Dataset rows:
═══

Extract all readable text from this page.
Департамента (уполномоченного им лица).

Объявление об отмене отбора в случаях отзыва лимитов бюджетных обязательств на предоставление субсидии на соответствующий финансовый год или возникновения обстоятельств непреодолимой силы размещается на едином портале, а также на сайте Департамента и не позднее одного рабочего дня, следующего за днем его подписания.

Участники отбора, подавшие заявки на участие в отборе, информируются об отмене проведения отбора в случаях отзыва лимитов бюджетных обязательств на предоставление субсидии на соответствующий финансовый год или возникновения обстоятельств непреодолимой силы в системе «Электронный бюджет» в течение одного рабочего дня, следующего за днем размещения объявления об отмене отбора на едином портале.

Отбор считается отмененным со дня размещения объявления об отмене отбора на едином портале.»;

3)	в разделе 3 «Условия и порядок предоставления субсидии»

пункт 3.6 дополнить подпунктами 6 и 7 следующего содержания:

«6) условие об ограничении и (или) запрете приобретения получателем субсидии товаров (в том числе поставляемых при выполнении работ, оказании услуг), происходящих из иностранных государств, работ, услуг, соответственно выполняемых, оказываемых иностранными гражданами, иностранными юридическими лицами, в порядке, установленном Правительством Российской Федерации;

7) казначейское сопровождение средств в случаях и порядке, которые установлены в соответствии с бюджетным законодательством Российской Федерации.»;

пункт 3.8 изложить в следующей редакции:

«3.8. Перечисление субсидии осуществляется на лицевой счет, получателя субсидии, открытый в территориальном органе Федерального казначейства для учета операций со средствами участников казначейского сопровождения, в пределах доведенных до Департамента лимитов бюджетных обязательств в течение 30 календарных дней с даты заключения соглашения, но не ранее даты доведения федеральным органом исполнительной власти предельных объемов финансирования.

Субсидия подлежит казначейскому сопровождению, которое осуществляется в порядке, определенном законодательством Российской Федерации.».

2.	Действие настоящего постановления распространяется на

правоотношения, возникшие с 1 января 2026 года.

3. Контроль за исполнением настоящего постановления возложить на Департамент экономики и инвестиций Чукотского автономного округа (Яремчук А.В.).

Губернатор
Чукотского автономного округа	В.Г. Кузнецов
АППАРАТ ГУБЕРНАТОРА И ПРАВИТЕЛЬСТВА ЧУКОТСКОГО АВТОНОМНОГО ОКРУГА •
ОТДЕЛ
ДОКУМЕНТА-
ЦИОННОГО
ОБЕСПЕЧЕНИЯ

═══

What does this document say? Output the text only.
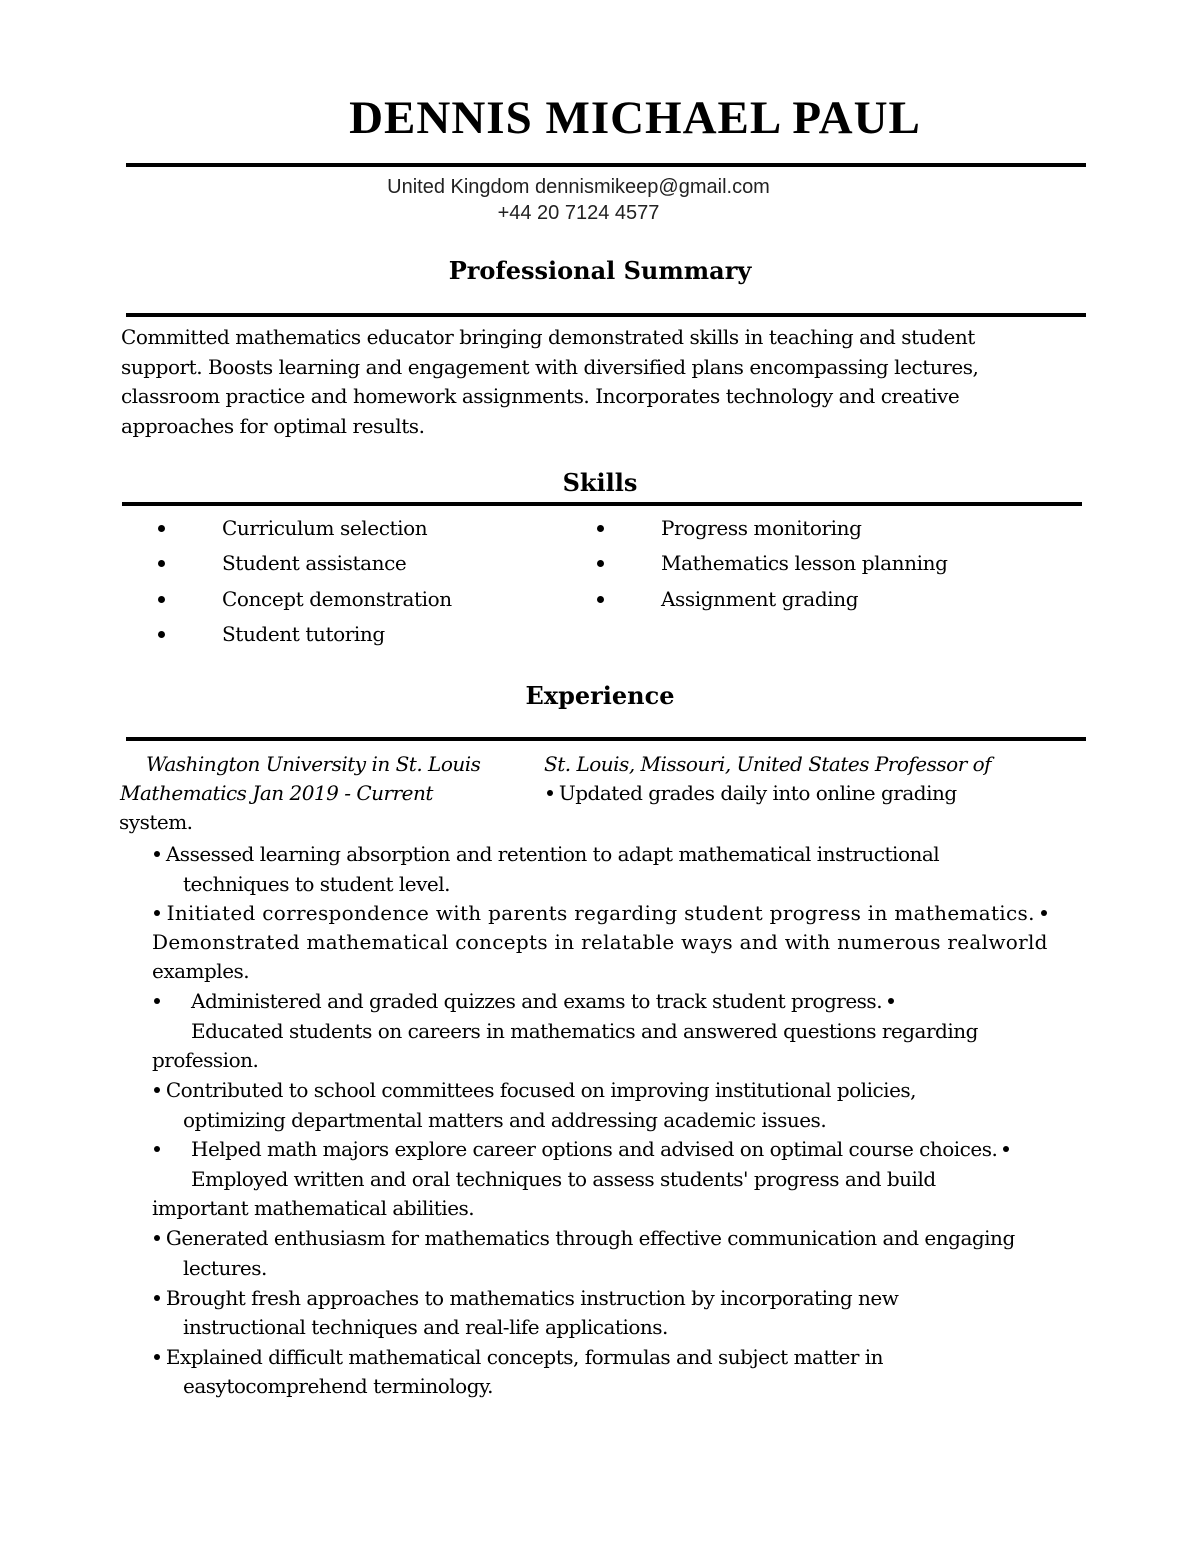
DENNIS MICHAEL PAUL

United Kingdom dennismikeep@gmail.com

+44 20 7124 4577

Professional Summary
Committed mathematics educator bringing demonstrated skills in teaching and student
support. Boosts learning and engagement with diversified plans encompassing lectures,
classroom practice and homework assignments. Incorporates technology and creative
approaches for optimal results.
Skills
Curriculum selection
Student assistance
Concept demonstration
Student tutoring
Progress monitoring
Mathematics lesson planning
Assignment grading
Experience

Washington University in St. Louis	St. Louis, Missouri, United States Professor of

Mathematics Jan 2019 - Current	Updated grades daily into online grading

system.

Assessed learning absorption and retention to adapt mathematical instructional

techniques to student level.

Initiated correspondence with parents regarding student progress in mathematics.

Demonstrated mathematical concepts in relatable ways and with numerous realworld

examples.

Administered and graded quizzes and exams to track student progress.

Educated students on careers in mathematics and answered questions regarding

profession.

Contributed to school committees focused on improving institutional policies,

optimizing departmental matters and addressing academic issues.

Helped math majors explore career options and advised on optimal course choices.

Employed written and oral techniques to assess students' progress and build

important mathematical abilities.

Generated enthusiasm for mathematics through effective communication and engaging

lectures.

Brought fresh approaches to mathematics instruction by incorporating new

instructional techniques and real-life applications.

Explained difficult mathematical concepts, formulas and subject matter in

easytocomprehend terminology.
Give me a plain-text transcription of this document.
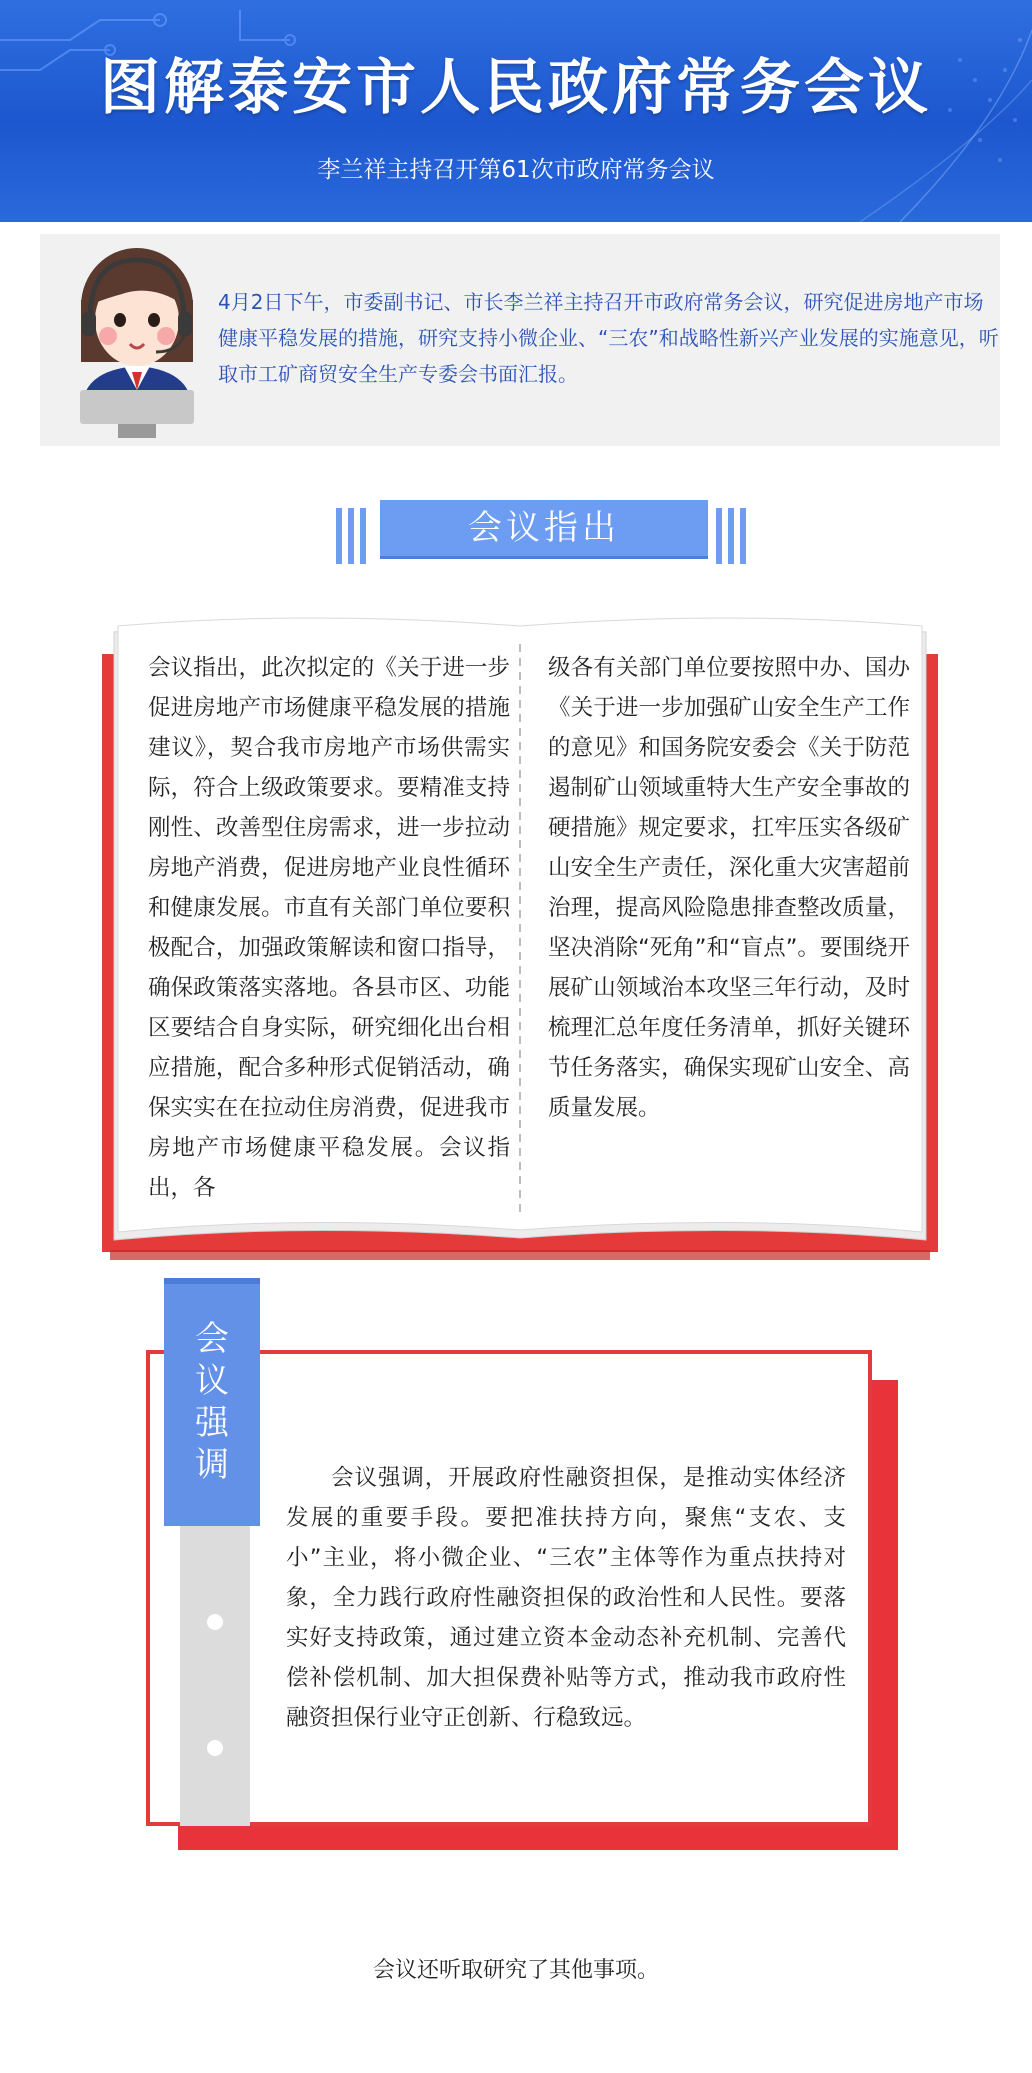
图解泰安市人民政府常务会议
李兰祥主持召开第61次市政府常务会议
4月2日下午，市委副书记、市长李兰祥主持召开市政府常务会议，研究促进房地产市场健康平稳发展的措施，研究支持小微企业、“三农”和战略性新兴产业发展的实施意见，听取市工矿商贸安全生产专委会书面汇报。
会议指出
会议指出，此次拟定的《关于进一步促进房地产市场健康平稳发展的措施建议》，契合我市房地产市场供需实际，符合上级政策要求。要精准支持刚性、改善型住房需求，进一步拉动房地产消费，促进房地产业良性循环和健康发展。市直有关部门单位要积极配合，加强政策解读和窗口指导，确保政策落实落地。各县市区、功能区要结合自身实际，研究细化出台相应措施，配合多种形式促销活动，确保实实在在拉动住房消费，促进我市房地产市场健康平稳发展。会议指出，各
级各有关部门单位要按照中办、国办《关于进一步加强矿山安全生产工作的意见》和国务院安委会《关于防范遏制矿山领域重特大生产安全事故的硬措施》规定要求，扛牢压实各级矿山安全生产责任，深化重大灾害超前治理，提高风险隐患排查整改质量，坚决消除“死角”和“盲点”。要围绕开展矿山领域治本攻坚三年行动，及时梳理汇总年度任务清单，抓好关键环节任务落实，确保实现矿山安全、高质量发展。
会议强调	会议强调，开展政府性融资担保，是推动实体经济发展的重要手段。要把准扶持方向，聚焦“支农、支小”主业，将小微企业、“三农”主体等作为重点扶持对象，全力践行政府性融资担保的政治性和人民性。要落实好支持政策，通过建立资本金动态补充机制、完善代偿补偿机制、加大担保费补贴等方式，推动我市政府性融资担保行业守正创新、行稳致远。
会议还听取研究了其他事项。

═══

Task to carry out: Filter out every line that lacks the word "осуществляется", and copy the rest.

Response:
«3.8. Перечисление субсидии осуществляется на лицевой счет, получателя субсидии, открытый в территориальном органе Федерального казначейства для учета операций со средствами участников казначейского сопровождения, в пределах доведенных до Департамента лимитов бюджетных обязательств в течение 30 календарных дней с даты заключения соглашения, но не ранее даты доведения федеральным органом исполнительной власти предельных объемов финансирования.
Субсидия подлежит казначейскому сопровождению, которое осуществляется в порядке, определенном законодательством Российской Федерации.».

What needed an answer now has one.